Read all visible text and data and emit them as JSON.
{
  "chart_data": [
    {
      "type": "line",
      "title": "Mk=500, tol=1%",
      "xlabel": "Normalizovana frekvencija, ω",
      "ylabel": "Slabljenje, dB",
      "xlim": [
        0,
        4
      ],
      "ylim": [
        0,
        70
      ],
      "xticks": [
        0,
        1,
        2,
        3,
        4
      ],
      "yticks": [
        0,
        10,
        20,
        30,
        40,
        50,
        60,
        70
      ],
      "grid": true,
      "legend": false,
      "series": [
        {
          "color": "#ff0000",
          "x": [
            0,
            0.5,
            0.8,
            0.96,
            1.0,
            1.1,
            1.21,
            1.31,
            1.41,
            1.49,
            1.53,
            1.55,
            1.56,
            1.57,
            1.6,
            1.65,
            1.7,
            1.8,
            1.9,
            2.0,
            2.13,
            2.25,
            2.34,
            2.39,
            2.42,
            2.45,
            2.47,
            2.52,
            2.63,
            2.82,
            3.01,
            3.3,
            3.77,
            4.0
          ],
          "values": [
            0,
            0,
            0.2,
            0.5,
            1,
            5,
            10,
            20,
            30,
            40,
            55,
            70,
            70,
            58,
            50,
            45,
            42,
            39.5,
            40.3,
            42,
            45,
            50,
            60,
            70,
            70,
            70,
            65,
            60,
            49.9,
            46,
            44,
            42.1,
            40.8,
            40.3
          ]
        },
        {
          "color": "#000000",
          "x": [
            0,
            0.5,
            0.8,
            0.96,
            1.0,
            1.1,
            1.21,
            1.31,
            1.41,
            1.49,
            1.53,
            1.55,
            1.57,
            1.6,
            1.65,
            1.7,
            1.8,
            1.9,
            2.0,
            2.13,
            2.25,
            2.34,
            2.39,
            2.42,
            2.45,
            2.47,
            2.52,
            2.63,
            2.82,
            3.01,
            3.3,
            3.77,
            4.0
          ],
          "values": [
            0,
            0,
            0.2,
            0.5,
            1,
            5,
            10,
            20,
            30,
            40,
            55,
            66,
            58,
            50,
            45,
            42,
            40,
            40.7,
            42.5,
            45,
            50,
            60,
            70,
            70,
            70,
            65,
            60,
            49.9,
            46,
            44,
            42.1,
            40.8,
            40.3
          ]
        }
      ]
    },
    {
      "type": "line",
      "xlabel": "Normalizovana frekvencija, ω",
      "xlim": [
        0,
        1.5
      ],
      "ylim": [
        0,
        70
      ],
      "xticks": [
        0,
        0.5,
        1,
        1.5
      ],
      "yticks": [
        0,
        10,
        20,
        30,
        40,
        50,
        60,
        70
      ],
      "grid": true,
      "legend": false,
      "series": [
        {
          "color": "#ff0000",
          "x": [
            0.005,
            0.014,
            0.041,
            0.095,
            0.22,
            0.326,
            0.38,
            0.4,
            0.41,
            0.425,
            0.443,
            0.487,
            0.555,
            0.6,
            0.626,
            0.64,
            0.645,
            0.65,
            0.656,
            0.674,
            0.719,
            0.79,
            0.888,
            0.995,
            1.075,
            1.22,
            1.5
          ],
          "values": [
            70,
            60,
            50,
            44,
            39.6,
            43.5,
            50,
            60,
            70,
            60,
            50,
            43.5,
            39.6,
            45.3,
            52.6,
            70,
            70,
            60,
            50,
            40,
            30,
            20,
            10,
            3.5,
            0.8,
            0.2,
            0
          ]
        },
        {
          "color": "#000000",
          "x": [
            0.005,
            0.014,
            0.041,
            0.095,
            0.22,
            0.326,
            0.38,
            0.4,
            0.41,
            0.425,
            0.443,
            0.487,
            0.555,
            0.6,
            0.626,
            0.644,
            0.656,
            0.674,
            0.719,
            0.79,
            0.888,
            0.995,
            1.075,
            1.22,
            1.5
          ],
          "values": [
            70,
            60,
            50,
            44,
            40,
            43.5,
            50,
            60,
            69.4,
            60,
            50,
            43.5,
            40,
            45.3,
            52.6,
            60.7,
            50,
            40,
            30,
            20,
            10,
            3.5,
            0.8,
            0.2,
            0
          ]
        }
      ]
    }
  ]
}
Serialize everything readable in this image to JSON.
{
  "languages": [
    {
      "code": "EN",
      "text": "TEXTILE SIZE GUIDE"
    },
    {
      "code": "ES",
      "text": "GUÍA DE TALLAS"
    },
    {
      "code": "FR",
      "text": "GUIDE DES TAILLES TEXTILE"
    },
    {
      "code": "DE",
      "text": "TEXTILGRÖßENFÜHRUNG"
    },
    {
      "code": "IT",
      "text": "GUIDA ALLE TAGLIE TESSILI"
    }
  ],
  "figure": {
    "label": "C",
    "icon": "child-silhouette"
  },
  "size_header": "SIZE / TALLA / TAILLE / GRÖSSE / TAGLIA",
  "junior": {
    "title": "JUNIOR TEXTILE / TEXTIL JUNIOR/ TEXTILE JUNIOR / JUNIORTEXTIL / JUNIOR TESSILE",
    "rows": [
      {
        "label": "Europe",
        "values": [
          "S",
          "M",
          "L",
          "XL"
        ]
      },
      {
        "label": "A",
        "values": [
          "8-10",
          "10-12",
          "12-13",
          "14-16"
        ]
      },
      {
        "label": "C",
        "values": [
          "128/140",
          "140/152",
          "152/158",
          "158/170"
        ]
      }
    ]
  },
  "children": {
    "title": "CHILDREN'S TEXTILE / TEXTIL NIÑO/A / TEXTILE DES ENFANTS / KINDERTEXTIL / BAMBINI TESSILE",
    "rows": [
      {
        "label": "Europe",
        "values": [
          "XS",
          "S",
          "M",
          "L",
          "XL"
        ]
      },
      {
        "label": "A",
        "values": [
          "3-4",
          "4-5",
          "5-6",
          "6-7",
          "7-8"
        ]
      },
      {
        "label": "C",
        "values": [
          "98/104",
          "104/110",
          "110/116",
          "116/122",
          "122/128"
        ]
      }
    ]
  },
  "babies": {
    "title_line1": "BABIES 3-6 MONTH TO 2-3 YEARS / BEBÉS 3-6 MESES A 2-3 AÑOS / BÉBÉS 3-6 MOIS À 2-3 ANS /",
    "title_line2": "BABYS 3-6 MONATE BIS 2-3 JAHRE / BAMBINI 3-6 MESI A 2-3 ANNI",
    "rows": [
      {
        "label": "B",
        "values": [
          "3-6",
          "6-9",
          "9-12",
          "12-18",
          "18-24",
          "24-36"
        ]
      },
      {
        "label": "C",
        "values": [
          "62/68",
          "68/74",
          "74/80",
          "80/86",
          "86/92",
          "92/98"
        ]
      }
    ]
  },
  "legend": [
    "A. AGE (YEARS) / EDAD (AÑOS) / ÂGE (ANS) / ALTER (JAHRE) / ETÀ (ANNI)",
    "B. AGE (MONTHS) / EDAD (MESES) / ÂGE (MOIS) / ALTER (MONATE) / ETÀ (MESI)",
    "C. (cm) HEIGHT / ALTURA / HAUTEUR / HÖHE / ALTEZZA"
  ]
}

### What is asked
Repeat the material above in full, exactly as it stands.

### Reply
Read all visible text and data and emit them as JSON.
{
  "chart_data": [
    {
      "type": "line",
      "title": "Mk=500, tol=1%",
      "xlabel": "Normalizovana frekvencija, ω",
      "ylabel": "Slabljenje, dB",
      "xlim": [
        0,
        4
      ],
      "ylim": [
        0,
        70
      ],
      "xticks": [
        0,
        1,
        2,
        3,
        4
      ],
      "yticks": [
        0,
        10,
        20,
        30,
        40,
        50,
        60,
        70
      ],
      "grid": true,
      "legend": false,
      "series": [
        {
          "color": "#ff0000",
          "x": [
            0,
            0.5,
            0.8,
            0.96,
            1.0,
            1.1,
            1.21,
            1.31,
            1.41,
            1.49,
            1.53,
            1.55,
            1.56,
            1.57,
            1.6,
            1.65,
            1.7,
            1.8,
            1.9,
            2.0,
            2.13,
            2.25,
            2.34,
            2.39,
            2.42,
            2.45,
            2.47,
            2.52,
            2.63,
            2.82,
            3.01,
            3.3,
            3.77,
            4.0
          ],
          "values": [
            0,
            0,
            0.2,
            0.5,
            1,
            5,
            10,
            20,
            30,
            40,
            55,
            70,
            70,
            58,
            50,
            45,
            42,
            39.5,
            40.3,
            42,
            45,
            50,
            60,
            70,
            70,
            70,
            65,
            60,
            49.9,
            46,
            44,
            42.1,
            40.8,
            40.3
          ]
        },
        {
          "color": "#000000",
          "x": [
            0,
            0.5,
            0.8,
            0.96,
            1.0,
            1.1,
            1.21,
            1.31,
            1.41,
            1.49,
            1.53,
            1.55,
            1.57,
            1.6,
            1.65,
            1.7,
            1.8,
            1.9,
            2.0,
            2.13,
            2.25,
            2.34,
            2.39,
            2.42,
            2.45,
            2.47,
            2.52,
            2.63,
            2.82,
            3.01,
            3.3,
            3.77,
            4.0
          ],
          "values": [
            0,
            0,
            0.2,
            0.5,
            1,
            5,
            10,
            20,
            30,
            40,
            55,
            66,
            58,
            50,
            45,
            42,
            40,
            40.7,
            42.5,
            45,
            50,
            60,
            70,
            70,
            70,
            65,
            60,
            49.9,
            46,
            44,
            42.1,
            40.8,
            40.3
          ]
        }
      ]
    },
    {
      "type": "line",
      "xlabel": "Normalizovana frekvencija, ω",
      "xlim": [
        0,
        1.5
      ],
      "ylim": [
        0,
        70
      ],
      "xticks": [
        0,
        0.5,
        1,
        1.5
      ],
      "yticks": [
        0,
        10,
        20,
        30,
        40,
        50,
        60,
        70
      ],
      "grid": true,
      "legend": false,
      "series": [
        {
          "color": "#ff0000",
          "x": [
            0.005,
            0.014,
            0.041,
            0.095,
            0.22,
            0.326,
            0.38,
            0.4,
            0.41,
            0.425,
            0.443,
            0.487,
            0.555,
            0.6,
            0.626,
            0.64,
            0.645,
            0.65,
            0.656,
            0.674,
            0.719,
            0.79,
            0.888,
            0.995,
            1.075,
            1.22,
            1.5
          ],
          "values": [
            70,
            60,
            50,
            44,
            39.6,
            43.5,
            50,
            60,
            70,
            60,
            50,
            43.5,
            39.6,
            45.3,
            52.6,
            70,
            70,
            60,
            50,
            40,
            30,
            20,
            10,
            3.5,
            0.8,
            0.2,
            0
          ]
        },
        {
          "color": "#000000",
          "x": [
            0.005,
            0.014,
            0.041,
            0.095,
            0.22,
            0.326,
            0.38,
            0.4,
            0.41,
            0.425,
            0.443,
            0.487,
            0.555,
            0.6,
            0.626,
            0.644,
            0.656,
            0.674,
            0.719,
            0.79,
            0.888,
            0.995,
            1.075,
            1.22,
            1.5
          ],
          "values": [
            70,
            60,
            50,
            44,
            40,
            43.5,
            50,
            60,
            69.4,
            60,
            50,
            43.5,
            40,
            45.3,
            52.6,
            60.7,
            50,
            40,
            30,
            20,
            10,
            3.5,
            0.8,
            0.2,
            0
          ]
        }
      ]
    }
  ]
}
Serialize everything readable in this image to JSON.
{
  "languages": [
    {
      "code": "EN",
      "text": "TEXTILE SIZE GUIDE"
    },
    {
      "code": "ES",
      "text": "GUÍA DE TALLAS"
    },
    {
      "code": "FR",
      "text": "GUIDE DES TAILLES TEXTILE"
    },
    {
      "code": "DE",
      "text": "TEXTILGRÖßENFÜHRUNG"
    },
    {
      "code": "IT",
      "text": "GUIDA ALLE TAGLIE TESSILI"
    }
  ],
  "figure": {
    "label": "C",
    "icon": "child-silhouette"
  },
  "size_header": "SIZE / TALLA / TAILLE / GRÖSSE / TAGLIA",
  "junior": {
    "title": "JUNIOR TEXTILE / TEXTIL JUNIOR/ TEXTILE JUNIOR / JUNIORTEXTIL / JUNIOR TESSILE",
    "rows": [
      {
        "label": "Europe",
        "values": [
          "S",
          "M",
          "L",
          "XL"
        ]
      },
      {
        "label": "A",
        "values": [
          "8-10",
          "10-12",
          "12-13",
          "14-16"
        ]
      },
      {
        "label": "C",
        "values": [
          "128/140",
          "140/152",
          "152/158",
          "158/170"
        ]
      }
    ]
  },
  "children": {
    "title": "CHILDREN'S TEXTILE / TEXTIL NIÑO/A / TEXTILE DES ENFANTS / KINDERTEXTIL / BAMBINI TESSILE",
    "rows": [
      {
        "label": "Europe",
        "values": [
          "XS",
          "S",
          "M",
          "L",
          "XL"
        ]
      },
      {
        "label": "A",
        "values": [
          "3-4",
          "4-5",
          "5-6",
          "6-7",
          "7-8"
        ]
      },
      {
        "label": "C",
        "values": [
          "98/104",
          "104/110",
          "110/116",
          "116/122",
          "122/128"
        ]
      }
    ]
  },
  "babies": {
    "title_line1": "BABIES 3-6 MONTH TO 2-3 YEARS / BEBÉS 3-6 MESES A 2-3 AÑOS / BÉBÉS 3-6 MOIS À 2-3 ANS /",
    "title_line2": "BABYS 3-6 MONATE BIS 2-3 JAHRE / BAMBINI 3-6 MESI A 2-3 ANNI",
    "rows": [
      {
        "label": "B",
        "values": [
          "3-6",
          "6-9",
          "9-12",
          "12-18",
          "18-24",
          "24-36"
        ]
      },
      {
        "label": "C",
        "values": [
          "62/68",
          "68/74",
          "74/80",
          "80/86",
          "86/92",
          "92/98"
        ]
      }
    ]
  },
  "legend": [
    "A. AGE (YEARS) / EDAD (AÑOS) / ÂGE (ANS) / ALTER (JAHRE) / ETÀ (ANNI)",
    "B. AGE (MONTHS) / EDAD (MESES) / ÂGE (MOIS) / ALTER (MONATE) / ETÀ (MESI)",
    "C. (cm) HEIGHT / ALTURA / HAUTEUR / HÖHE / ALTEZZA"
  ]
}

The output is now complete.